───── Source document

The env_id that appears in actions will also be returned in timesteps.
Each environment is run by a subprocess separately. Once an environment is done, it is reset immediately.

AsyncSubprocessEnvManager¶

class ding.envs.env_manager.subprocess_env_manager.AsyncSubprocessEnvManager(env_fn: List[Callable], cfg: easydict.EasyDict = {})[source]¶

Overview:: Create an AsyncSubprocessEnvManager to manage multiple environments. Each Environment is run by a respective subprocess.
Interfaces:: seed, launch, ready_obs, step, reset, env_info，active_env

close() → None[source]¶

Overview:: CLose the env manager and release all related resources.

enable_save_replay(replay_path: Union[List[str], str]) → None[source]¶

Overview:

Set each env’s replay save path.

Arguments:

replay_path (Union[List[str], str]): List of paths for each environment; Or one path for all environments.

env_info() → collections.namedtuple¶

Overview:

Get one env’s info, for example, action space, observation space, reward space, etc.

Returnns:

info (namedtuple): Usually a namedtuple BaseEnvInfo, each element is EnvElementInfo.

launch(reset_param: Optional[Dict] = None) → None[source]¶

Overview:

Set up the environments and their parameters.

Arguments:

reset_param (Optional[Dict]): Dict of reset parameters for each environment, key is the env_id, value is the cooresponding reset parameters.

property ready_obs: Dict[int, Any]¶

Overview:

Get the next observations.

Return:

A dictionary with observations and their environment IDs.

Note:

The observations are returned in np.ndarray.

Example:

>>>     obs_dict = env_manager.ready_obs
>>>     actions_dict = {env_id: model.forward(obs) for env_id, obs in obs_dict.items())}

reset(reset_param: Optional[Dict] = None) → None[source]¶

Overview:

Reset the environments their parameters.

Arguments:

reset_param (List): Dict of reset parameters for each environment, key is the env_id, value is the cooresponding reset parameters.

──────────

▶ Given exercise a: Which interfaces does the environment manager documentation name on its "Interfaces" line? List all of them.

───── Entries supplied

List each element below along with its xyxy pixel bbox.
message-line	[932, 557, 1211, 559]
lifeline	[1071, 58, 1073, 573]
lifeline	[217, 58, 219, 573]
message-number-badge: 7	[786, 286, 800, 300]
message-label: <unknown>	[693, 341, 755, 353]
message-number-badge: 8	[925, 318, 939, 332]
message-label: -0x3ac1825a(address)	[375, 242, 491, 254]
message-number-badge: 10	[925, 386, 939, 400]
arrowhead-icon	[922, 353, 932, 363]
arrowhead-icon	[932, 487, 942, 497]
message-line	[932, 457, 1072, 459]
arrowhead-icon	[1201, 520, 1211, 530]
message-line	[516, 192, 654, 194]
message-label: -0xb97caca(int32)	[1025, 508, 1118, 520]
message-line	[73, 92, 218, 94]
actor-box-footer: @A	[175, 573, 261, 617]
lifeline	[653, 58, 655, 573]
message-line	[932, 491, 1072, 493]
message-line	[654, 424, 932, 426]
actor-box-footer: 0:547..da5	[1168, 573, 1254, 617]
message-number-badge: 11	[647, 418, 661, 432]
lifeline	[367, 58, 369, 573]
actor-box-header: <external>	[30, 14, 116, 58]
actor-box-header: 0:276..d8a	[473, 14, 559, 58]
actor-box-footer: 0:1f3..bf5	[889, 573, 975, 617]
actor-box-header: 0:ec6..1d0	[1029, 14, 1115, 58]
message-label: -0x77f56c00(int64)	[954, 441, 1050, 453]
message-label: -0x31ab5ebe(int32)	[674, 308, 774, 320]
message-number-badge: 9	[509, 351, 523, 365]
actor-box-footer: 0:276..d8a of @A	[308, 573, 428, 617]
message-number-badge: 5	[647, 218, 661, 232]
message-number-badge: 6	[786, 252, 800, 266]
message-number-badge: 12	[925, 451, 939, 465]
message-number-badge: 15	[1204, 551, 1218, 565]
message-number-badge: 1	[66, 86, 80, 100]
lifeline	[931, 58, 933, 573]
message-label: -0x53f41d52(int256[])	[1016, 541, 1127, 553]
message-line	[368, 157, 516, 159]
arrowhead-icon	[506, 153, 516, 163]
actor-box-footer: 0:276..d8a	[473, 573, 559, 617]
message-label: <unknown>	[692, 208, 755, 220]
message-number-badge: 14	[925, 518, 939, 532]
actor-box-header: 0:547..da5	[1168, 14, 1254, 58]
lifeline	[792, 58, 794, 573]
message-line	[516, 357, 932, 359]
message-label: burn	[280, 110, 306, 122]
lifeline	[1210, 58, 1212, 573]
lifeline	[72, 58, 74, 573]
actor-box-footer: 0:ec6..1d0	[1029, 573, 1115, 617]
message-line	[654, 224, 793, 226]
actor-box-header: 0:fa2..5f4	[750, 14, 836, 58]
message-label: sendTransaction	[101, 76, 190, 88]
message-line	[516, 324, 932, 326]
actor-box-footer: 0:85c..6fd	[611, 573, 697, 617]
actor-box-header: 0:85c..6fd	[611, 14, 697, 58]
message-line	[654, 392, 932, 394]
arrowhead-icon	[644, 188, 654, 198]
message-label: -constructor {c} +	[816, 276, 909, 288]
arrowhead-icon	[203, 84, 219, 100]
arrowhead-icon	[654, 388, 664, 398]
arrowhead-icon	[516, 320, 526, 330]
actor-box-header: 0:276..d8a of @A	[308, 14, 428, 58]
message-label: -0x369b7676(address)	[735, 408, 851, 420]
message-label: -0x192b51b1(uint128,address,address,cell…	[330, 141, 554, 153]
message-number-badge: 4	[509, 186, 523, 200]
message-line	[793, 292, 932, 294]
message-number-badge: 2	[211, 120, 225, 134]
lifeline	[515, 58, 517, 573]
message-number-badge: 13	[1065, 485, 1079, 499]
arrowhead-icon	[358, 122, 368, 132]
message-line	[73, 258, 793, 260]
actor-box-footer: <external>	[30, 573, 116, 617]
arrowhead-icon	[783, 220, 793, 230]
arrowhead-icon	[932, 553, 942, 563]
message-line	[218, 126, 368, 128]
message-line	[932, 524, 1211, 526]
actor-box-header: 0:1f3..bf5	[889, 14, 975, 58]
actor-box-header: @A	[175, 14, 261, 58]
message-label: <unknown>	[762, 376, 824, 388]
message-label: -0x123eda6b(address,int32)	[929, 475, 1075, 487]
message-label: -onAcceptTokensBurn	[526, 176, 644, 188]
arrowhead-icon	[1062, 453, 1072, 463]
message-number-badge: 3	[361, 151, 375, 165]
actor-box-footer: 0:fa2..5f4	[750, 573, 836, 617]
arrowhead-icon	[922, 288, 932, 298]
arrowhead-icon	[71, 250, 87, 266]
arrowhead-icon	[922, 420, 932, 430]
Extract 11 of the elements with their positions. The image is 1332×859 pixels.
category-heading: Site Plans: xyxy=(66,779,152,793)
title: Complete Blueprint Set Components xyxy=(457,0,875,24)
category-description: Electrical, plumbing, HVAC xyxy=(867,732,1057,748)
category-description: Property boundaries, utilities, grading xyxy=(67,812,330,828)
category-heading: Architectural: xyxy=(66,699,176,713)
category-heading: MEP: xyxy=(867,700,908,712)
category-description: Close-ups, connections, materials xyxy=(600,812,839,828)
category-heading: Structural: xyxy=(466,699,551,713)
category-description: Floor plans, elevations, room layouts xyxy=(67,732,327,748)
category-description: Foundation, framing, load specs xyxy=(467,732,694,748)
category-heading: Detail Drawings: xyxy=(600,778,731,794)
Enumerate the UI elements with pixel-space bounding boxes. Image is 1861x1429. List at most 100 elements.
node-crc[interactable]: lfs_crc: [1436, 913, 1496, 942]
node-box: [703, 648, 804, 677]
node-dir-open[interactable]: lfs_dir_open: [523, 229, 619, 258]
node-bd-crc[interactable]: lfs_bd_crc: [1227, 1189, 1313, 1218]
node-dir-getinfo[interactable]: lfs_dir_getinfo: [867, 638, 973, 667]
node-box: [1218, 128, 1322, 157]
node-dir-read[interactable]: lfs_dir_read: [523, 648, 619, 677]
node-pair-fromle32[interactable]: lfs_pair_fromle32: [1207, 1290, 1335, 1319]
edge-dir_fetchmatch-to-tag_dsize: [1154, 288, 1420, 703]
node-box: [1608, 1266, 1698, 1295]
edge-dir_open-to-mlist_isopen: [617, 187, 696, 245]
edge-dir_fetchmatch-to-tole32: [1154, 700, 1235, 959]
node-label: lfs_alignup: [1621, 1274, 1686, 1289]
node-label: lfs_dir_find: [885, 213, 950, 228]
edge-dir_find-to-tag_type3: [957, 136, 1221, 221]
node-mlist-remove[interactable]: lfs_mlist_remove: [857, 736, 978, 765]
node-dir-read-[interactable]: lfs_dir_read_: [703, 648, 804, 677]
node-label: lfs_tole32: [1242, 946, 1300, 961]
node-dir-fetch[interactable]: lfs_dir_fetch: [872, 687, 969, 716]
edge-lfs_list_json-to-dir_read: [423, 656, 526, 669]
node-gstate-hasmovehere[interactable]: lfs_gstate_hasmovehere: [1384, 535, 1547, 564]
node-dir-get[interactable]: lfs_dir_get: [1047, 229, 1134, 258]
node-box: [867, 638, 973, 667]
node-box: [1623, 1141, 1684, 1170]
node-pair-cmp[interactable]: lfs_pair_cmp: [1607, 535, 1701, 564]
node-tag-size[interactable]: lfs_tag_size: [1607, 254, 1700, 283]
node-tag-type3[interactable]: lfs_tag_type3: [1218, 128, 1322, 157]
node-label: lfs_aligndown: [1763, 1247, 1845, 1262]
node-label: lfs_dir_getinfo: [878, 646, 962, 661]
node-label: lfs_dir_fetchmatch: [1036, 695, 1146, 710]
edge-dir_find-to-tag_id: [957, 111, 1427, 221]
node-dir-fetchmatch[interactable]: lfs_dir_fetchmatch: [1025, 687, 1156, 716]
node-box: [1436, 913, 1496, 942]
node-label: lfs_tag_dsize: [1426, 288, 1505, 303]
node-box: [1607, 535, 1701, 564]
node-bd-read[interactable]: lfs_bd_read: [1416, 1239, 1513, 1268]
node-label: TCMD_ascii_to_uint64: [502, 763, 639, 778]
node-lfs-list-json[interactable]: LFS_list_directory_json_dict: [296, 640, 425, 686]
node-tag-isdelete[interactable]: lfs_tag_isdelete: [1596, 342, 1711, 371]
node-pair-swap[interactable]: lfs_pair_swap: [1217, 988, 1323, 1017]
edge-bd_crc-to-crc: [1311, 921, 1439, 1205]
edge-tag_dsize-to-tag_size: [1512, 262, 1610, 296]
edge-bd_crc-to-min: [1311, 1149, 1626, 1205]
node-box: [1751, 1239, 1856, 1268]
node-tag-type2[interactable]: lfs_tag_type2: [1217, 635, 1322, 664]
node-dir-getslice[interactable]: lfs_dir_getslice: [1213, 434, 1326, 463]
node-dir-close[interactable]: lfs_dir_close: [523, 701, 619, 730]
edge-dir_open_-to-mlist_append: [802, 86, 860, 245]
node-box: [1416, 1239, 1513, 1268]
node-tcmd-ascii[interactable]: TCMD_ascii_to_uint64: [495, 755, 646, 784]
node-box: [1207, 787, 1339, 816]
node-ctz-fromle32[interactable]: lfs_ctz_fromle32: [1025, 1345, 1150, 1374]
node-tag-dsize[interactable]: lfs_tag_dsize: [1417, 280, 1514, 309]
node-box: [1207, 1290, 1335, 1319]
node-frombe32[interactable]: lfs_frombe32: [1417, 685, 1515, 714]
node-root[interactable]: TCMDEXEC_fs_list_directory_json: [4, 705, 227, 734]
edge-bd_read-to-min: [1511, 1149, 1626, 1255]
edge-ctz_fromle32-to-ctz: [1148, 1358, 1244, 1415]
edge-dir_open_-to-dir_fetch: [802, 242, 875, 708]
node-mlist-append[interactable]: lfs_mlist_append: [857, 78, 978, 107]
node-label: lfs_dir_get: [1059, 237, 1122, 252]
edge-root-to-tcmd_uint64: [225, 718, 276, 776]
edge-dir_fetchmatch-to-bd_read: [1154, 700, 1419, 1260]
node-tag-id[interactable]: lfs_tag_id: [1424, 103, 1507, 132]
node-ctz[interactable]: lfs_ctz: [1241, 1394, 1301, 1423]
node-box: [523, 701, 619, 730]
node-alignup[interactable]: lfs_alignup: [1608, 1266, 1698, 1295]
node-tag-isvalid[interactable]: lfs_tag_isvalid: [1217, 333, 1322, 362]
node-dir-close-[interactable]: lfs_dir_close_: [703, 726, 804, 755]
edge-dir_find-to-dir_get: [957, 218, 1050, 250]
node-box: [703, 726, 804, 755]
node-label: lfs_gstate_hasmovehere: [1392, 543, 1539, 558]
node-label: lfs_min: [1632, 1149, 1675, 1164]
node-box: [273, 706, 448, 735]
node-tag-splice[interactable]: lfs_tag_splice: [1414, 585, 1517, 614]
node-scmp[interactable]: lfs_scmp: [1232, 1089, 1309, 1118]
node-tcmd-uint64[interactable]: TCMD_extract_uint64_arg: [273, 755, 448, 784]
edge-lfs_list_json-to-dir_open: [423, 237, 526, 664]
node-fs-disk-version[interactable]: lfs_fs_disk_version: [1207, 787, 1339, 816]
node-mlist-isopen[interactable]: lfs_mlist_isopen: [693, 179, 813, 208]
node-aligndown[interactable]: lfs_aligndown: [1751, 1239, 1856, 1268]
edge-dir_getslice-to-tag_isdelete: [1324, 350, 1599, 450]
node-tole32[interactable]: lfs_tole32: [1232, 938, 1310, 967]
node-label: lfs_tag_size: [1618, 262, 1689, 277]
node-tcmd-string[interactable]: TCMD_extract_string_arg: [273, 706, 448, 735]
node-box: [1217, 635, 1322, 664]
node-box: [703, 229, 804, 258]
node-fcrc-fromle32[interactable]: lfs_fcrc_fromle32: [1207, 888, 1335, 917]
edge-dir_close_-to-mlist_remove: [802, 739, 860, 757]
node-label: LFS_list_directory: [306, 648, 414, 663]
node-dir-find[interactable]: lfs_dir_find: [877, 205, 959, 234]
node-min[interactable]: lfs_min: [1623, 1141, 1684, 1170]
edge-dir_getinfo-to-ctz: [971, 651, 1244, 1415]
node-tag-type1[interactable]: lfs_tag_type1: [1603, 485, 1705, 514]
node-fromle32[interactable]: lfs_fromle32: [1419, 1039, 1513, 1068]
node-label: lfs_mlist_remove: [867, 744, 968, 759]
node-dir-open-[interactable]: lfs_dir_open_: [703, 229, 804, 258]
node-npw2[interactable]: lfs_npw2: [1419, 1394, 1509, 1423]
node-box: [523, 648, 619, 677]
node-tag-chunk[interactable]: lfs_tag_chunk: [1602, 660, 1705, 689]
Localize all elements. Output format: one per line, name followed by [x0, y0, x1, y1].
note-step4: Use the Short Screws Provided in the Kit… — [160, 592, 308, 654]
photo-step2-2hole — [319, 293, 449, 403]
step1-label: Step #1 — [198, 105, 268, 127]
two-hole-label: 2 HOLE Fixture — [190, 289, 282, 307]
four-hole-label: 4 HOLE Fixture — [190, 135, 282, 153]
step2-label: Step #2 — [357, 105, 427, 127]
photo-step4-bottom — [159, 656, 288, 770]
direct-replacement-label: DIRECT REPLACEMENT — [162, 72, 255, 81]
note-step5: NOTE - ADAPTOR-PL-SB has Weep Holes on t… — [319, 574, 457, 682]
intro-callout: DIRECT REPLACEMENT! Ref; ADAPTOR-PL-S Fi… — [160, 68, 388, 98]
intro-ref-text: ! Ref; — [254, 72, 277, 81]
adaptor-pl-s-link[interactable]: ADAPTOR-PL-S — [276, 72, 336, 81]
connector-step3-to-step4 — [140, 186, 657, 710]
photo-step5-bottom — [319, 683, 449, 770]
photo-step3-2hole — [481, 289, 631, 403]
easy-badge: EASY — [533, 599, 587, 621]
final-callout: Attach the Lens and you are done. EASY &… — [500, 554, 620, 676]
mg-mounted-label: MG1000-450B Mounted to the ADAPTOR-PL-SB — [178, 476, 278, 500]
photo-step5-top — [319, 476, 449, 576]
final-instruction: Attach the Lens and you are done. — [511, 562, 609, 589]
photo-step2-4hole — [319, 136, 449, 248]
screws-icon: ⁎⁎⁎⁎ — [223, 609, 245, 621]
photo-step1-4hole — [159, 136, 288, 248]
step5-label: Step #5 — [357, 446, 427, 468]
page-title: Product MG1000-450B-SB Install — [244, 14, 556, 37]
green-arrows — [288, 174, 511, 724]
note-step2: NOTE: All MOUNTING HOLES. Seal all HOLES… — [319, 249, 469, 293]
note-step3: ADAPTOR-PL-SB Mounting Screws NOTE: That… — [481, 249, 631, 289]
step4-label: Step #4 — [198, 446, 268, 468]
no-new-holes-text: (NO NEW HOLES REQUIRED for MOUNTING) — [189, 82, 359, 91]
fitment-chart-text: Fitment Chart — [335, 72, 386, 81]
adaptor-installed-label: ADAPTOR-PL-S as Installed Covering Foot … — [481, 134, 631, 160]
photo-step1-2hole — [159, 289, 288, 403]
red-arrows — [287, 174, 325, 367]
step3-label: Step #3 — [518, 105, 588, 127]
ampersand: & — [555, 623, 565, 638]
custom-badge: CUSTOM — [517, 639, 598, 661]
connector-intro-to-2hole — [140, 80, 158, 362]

──────────

▶ Given exercise b: Print the part of the listing that opens with its first line and closes with the line containing "341, 755, 353]". Include both ends, and copy each line exactly.

▶ Full solution a: seed, launch, ready_obs, step, reset, env_info, active_env

▶ Full solution b:
List each element below along with its xyxy pixel bbox.
message-line	[932, 557, 1211, 559]
lifeline	[1071, 58, 1073, 573]
lifeline	[217, 58, 219, 573]
message-number-badge: 7	[786, 286, 800, 300]
message-label: <unknown>	[693, 341, 755, 353]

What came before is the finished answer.